Data shown
----

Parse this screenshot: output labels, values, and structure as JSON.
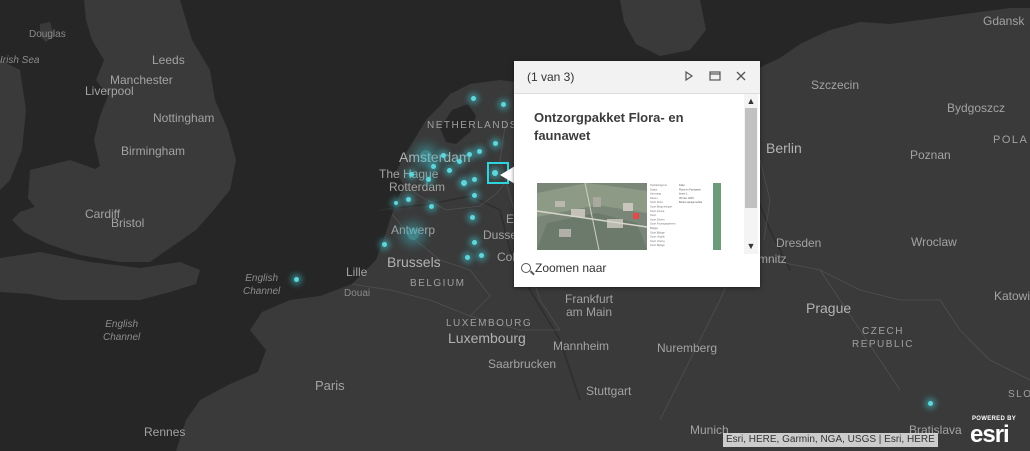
{
  "map": {
    "labels": {
      "douglas": "Douglas",
      "irish_sea": "Irish Sea",
      "leeds": "Leeds",
      "manchester": "Manchester",
      "liverpool": "Liverpool",
      "nottingham": "Nottingham",
      "birmingham": "Birmingham",
      "cardiff": "Cardiff",
      "bristol": "Bristol",
      "english_channel_1": "English\nChannel",
      "english_channel_2": "English\nChannel",
      "paris": "Paris",
      "rennes": "Rennes",
      "lille": "Lille",
      "douai": "Douai",
      "brussels": "Brussels",
      "belgium": "BELGIUM",
      "antwerp": "Antwerp",
      "the_hague": "The Hague",
      "rotterdam": "Rotterdam",
      "amsterdam": "Amsterdam",
      "netherlands": "NETHERLANDS",
      "dusseldorf": "Dusse",
      "cologne": "Colo",
      "essen": "E",
      "luxembourg_country": "LUXEMBOURG",
      "luxembourg_city": "Luxembourg",
      "saarbrucken": "Saarbrucken",
      "mannheim": "Mannheim",
      "frankfurt": "Frankfurt\nam Main",
      "stuttgart": "Stuttgart",
      "nuremberg": "Nuremberg",
      "munich": "Munich",
      "prague": "Prague",
      "czech": "CZECH\nREPUBLIC",
      "dresden": "Dresden",
      "chemnitz": "mnitz",
      "berlin": "Berlin",
      "szczecin": "Szczecin",
      "bydgoszcz": "Bydgoszcz",
      "gdansk": "Gdansk",
      "poland": "POLA",
      "poznan": "Poznan",
      "wroclaw": "Wroclaw",
      "katowice": "Katowi",
      "slovakia": "SLO",
      "bratislava": "Bratislava"
    },
    "colors": {
      "land": "#3a3a3a",
      "water": "#262626",
      "points": "#5fd6dc"
    }
  },
  "popup": {
    "count": "(1 van 3)",
    "title": "Ontzorgpakket Flora- en faunawet",
    "zoom_label": "Zoomen naar",
    "form_rows": [
      [
        "Opdrachtgever",
        "Fake"
      ],
      [
        "Status",
        "Flora en Faunawet"
      ],
      [
        "Aanvraag",
        "lonen 1"
      ],
      [
        "Datum",
        "30 Nov 2015"
      ],
      [
        "Soort Flora",
        "Buiten aangemerkte"
      ],
      [
        "Soort Begroeiingen",
        ""
      ],
      [
        "Soort Fauna",
        ""
      ],
      [
        "Soort",
        ""
      ],
      [
        "Soort Dieren",
        ""
      ],
      [
        "Soort Faunagegevens",
        ""
      ],
      [
        "Bijlage",
        ""
      ],
      [
        "Soort Bijlage",
        ""
      ],
      [
        "Soort Vogels",
        ""
      ],
      [
        "Soort Overig",
        ""
      ],
      [
        "Soort Bijlage",
        ""
      ]
    ]
  },
  "attribution": "Esri, HERE, Garmin, NGA, USGS | Esri, HERE",
  "esri": {
    "powered_by": "POWERED BY",
    "logo": "esri"
  }
}
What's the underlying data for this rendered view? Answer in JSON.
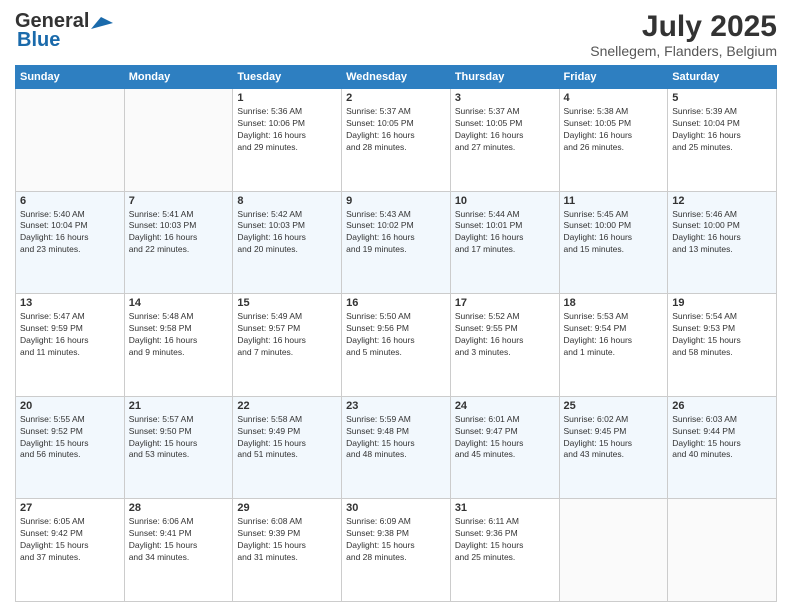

----

To be done
Which lines hold the word "English"? Copy all of them.

Solution to the exercise
      "english_channel_1": "English\nChannel",
      "english_channel_2": "English\nChannel",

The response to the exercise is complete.